#### Request:
Count how many lines in the entries contain the word "thanh", treating uppercase and lowercase letters as different. Give only the number.

#### Dataset records:
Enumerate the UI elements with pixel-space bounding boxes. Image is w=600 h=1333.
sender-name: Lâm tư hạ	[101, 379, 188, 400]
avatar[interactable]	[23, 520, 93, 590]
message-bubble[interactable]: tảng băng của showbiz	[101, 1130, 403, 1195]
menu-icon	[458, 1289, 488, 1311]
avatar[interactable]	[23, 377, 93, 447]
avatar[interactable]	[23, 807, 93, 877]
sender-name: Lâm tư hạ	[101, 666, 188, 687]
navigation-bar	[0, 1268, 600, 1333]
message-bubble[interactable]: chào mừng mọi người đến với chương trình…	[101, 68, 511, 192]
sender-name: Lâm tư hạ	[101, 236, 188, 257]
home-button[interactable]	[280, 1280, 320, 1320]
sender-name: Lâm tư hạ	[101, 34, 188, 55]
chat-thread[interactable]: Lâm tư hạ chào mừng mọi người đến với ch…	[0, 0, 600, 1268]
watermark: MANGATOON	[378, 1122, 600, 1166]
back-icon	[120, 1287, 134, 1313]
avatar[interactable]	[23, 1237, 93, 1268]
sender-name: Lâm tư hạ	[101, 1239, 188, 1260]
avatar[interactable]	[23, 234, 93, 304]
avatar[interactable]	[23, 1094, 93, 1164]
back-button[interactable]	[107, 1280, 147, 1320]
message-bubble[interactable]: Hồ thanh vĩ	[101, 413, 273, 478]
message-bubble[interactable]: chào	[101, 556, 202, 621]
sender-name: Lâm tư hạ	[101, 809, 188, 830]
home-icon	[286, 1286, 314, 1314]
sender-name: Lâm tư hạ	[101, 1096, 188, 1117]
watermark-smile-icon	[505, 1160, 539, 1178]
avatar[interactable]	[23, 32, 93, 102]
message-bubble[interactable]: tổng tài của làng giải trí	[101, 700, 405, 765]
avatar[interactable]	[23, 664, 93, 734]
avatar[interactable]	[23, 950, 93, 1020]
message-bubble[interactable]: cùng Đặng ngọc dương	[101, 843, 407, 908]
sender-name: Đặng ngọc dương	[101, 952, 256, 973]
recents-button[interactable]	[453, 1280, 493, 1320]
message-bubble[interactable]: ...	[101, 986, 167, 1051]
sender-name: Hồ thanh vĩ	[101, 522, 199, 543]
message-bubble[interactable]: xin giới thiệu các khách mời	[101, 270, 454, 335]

#### Task response:
2